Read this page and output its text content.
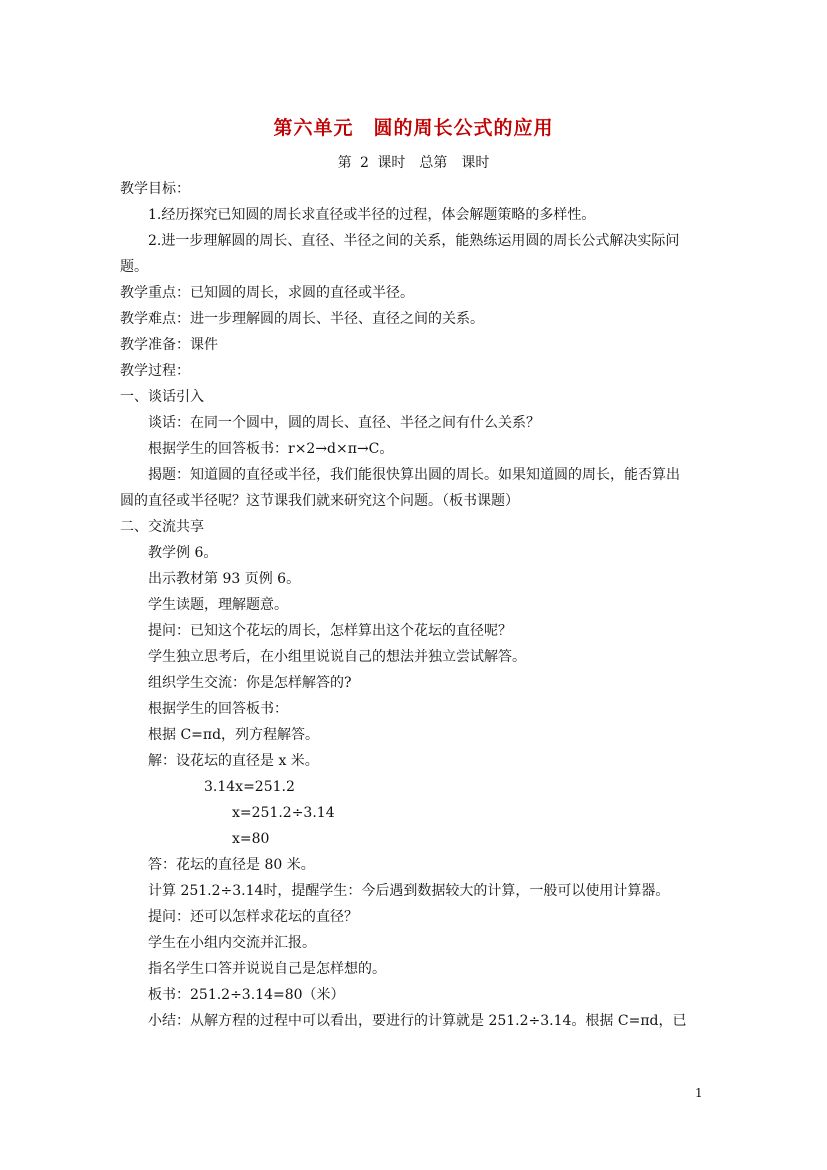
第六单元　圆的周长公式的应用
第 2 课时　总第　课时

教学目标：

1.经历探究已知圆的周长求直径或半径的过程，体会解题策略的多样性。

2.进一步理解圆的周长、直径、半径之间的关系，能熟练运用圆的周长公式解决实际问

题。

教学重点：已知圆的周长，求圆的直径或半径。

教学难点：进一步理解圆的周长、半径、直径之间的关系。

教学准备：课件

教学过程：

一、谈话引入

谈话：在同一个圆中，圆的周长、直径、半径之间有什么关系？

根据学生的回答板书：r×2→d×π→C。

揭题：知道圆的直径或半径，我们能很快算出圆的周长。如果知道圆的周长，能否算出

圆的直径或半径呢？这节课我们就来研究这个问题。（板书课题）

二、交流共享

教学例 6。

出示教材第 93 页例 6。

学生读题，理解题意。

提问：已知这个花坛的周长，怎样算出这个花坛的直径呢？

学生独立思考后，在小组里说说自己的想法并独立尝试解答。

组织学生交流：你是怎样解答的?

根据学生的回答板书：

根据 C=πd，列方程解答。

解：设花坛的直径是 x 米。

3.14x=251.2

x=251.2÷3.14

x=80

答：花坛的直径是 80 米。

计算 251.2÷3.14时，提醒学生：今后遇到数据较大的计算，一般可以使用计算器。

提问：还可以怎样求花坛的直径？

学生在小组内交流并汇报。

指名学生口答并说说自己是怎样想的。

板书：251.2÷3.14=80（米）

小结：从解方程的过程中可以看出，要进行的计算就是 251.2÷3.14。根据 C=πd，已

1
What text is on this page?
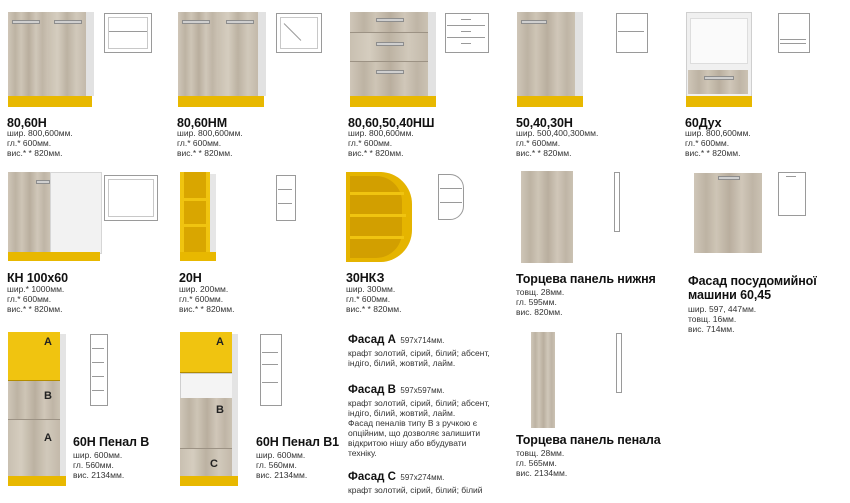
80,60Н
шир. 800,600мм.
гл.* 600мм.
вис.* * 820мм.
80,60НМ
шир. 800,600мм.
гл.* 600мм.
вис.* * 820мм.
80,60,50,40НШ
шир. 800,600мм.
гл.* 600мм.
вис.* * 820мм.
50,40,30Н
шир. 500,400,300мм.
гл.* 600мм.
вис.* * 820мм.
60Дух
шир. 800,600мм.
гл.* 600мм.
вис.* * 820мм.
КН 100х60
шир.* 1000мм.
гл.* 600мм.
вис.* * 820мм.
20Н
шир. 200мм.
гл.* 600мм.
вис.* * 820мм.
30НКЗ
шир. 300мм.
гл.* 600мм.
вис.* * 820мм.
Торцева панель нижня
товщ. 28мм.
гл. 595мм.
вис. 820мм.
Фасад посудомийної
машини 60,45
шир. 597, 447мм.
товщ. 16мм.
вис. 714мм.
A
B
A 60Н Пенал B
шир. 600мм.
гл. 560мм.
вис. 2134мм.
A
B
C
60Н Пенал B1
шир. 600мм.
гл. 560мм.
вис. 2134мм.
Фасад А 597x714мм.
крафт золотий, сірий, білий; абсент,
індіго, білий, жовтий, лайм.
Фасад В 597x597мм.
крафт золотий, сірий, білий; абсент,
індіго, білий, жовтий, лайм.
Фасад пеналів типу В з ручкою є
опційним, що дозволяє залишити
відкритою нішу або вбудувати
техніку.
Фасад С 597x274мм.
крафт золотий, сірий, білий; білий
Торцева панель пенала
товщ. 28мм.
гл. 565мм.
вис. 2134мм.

■ ■ ■ ■

### Directive
Drop the images and quote the entries word for word.

### Task solution
Read this page and output its text content.
第六单元　圆的周长公式的应用
第 2 课时　总第　课时

教学目标：

1.经历探究已知圆的周长求直径或半径的过程，体会解题策略的多样性。

2.进一步理解圆的周长、直径、半径之间的关系，能熟练运用圆的周长公式解决实际问

题。

教学重点：已知圆的周长，求圆的直径或半径。

教学难点：进一步理解圆的周长、半径、直径之间的关系。

教学准备：课件

教学过程：

一、谈话引入

谈话：在同一个圆中，圆的周长、直径、半径之间有什么关系？

根据学生的回答板书：r×2→d×π→C。

揭题：知道圆的直径或半径，我们能很快算出圆的周长。如果知道圆的周长，能否算出

圆的直径或半径呢？这节课我们就来研究这个问题。（板书课题）

二、交流共享

教学例 6。

出示教材第 93 页例 6。

学生读题，理解题意。

提问：已知这个花坛的周长，怎样算出这个花坛的直径呢？

学生独立思考后，在小组里说说自己的想法并独立尝试解答。

组织学生交流：你是怎样解答的?

根据学生的回答板书：

根据 C=πd，列方程解答。

解：设花坛的直径是 x 米。

3.14x=251.2

x=251.2÷3.14

x=80

答：花坛的直径是 80 米。

计算 251.2÷3.14时，提醒学生：今后遇到数据较大的计算，一般可以使用计算器。

提问：还可以怎样求花坛的直径？

学生在小组内交流并汇报。

指名学生口答并说说自己是怎样想的。

板书：251.2÷3.14=80（米）

小结：从解方程的过程中可以看出，要进行的计算就是 251.2÷3.14。根据 C=πd，已

1
What text is on this page?
80,60Н
шир. 800,600мм.
гл.* 600мм.
вис.* * 820мм.
80,60НМ
шир. 800,600мм.
гл.* 600мм.
вис.* * 820мм.
80,60,50,40НШ
шир. 800,600мм.
гл.* 600мм.
вис.* * 820мм.
50,40,30Н
шир. 500,400,300мм.
гл.* 600мм.
вис.* * 820мм.
60Дух
шир. 800,600мм.
гл.* 600мм.
вис.* * 820мм.
КН 100х60
шир.* 1000мм.
гл.* 600мм.
вис.* * 820мм.
20Н
шир. 200мм.
гл.* 600мм.
вис.* * 820мм.
30НКЗ
шир. 300мм.
гл.* 600мм.
вис.* * 820мм.
Торцева панель нижня
товщ. 28мм.
гл. 595мм.
вис. 820мм.
Фасад посудомийної
машини 60,45
шир. 597, 447мм.
товщ. 16мм.
вис. 714мм.
A
B
A 60Н Пенал B
шир. 600мм.
гл. 560мм.
вис. 2134мм.
A
B
C
60Н Пенал B1
шир. 600мм.
гл. 560мм.
вис. 2134мм.
Фасад А 597x714мм.
крафт золотий, сірий, білий; абсент,
індіго, білий, жовтий, лайм.
Фасад В 597x597мм.
крафт золотий, сірий, білий; абсент,
індіго, білий, жовтий, лайм.
Фасад пеналів типу В з ручкою є
опційним, що дозволяє залишити
відкритою нішу або вбудувати
техніку.
Фасад С 597x274мм.
крафт золотий, сірий, білий; білий
Торцева панель пенала
товщ. 28мм.
гл. 565мм.
вис. 2134мм.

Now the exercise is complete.